** begin **

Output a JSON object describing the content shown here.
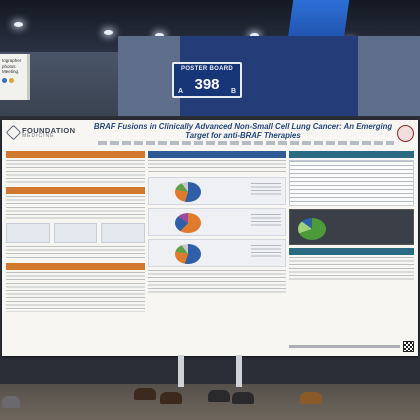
{
  "venue": {
    "side_banner_text": "tographer\nphotos\nMeeting."
  },
  "board": {
    "label": "POSTER BOARD",
    "number": "398",
    "side_left": "A",
    "side_right": "B"
  },
  "poster": {
    "logo_name": "FOUNDATION",
    "logo_sub": "MEDICINE",
    "title": "BRAF Fusions in Clinically Advanced Non-Small Cell Lung Cancer: An Emerging Target for anti-BRAF Therapies",
    "colors": {
      "title": "#24467e",
      "left_headers": "#d2782c",
      "mid_headers": "#2f5b95",
      "right_headers": "#2a6a82"
    }
  }
}
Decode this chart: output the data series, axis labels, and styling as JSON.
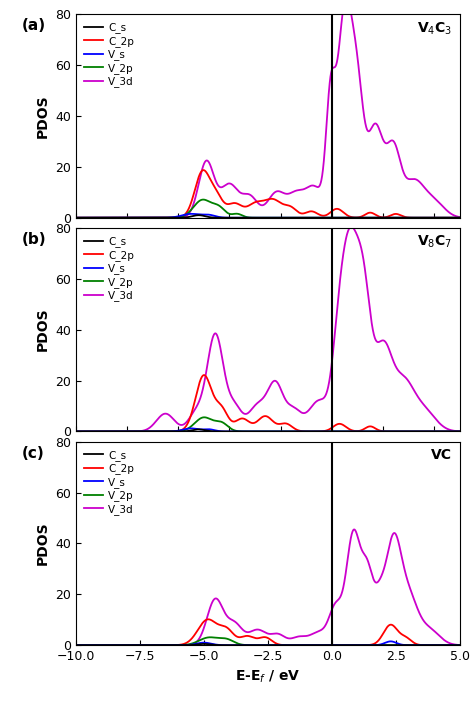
{
  "title_a": "V$_4$C$_3$",
  "title_b": "V$_8$C$_7$",
  "title_c": "VC",
  "xlabel": "E-E$_f$ / eV",
  "ylabel": "PDOS",
  "xlim": [
    -10.0,
    5.0
  ],
  "ylim": [
    0,
    80
  ],
  "xticks": [
    -10.0,
    -7.5,
    -5.0,
    -2.5,
    0.0,
    2.5,
    5.0
  ],
  "yticks": [
    0,
    20,
    40,
    60,
    80
  ],
  "colors": {
    "C_s": "#000000",
    "C_2p": "#ff0000",
    "V_s": "#0000ff",
    "V_2p": "#008000",
    "V_3d": "#cc00cc"
  },
  "legend_labels": [
    "C_s",
    "C_2p",
    "V_s",
    "V_2p",
    "V_3d"
  ],
  "panel_labels": [
    "(a)",
    "(b)",
    "(c)"
  ],
  "lw": 1.3
}
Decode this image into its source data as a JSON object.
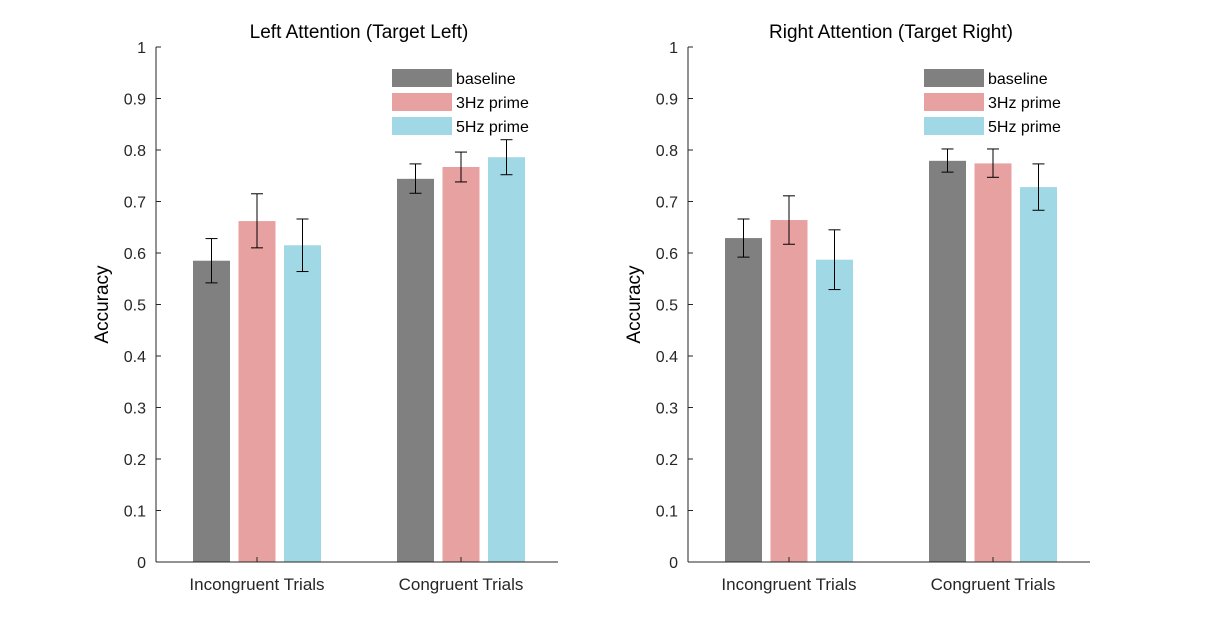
{
  "chart_data": [
    {
      "type": "bar",
      "title": "Left Attention (Target Left)",
      "xlabel": "",
      "ylabel": "Accuracy",
      "ylim": [
        0,
        1
      ],
      "yticks": [
        "0",
        "0.1",
        "0.2",
        "0.3",
        "0.4",
        "0.5",
        "0.6",
        "0.7",
        "0.8",
        "0.9",
        "1"
      ],
      "categories": [
        "Incongruent Trials",
        "Congruent Trials"
      ],
      "legend_position": "top-right",
      "grid": false,
      "series": [
        {
          "name": "baseline",
          "color": "#808080",
          "values": [
            0.585,
            0.744
          ],
          "err_low": [
            0.542,
            0.716
          ],
          "err_high": [
            0.628,
            0.773
          ]
        },
        {
          "name": "3Hz prime",
          "color": "#e8a1a1",
          "values": [
            0.662,
            0.767
          ],
          "err_low": [
            0.61,
            0.738
          ],
          "err_high": [
            0.715,
            0.796
          ]
        },
        {
          "name": "5Hz prime",
          "color": "#a1d8e6",
          "values": [
            0.615,
            0.786
          ],
          "err_low": [
            0.564,
            0.752
          ],
          "err_high": [
            0.666,
            0.82
          ]
        }
      ]
    },
    {
      "type": "bar",
      "title": "Right Attention (Target Right)",
      "xlabel": "",
      "ylabel": "Accuracy",
      "ylim": [
        0,
        1
      ],
      "yticks": [
        "0",
        "0.1",
        "0.2",
        "0.3",
        "0.4",
        "0.5",
        "0.6",
        "0.7",
        "0.8",
        "0.9",
        "1"
      ],
      "categories": [
        "Incongruent Trials",
        "Congruent Trials"
      ],
      "legend_position": "top-right",
      "grid": false,
      "series": [
        {
          "name": "baseline",
          "color": "#808080",
          "values": [
            0.629,
            0.779
          ],
          "err_low": [
            0.592,
            0.757
          ],
          "err_high": [
            0.666,
            0.802
          ]
        },
        {
          "name": "3Hz prime",
          "color": "#e8a1a1",
          "values": [
            0.664,
            0.774
          ],
          "err_low": [
            0.617,
            0.747
          ],
          "err_high": [
            0.711,
            0.802
          ]
        },
        {
          "name": "5Hz prime",
          "color": "#a1d8e6",
          "values": [
            0.587,
            0.728
          ],
          "err_low": [
            0.529,
            0.683
          ],
          "err_high": [
            0.645,
            0.773
          ]
        }
      ]
    }
  ]
}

** end **

Given request: Determine how many lines of the listing hold the word "JSON" and reply with that figure alone.

Response: 3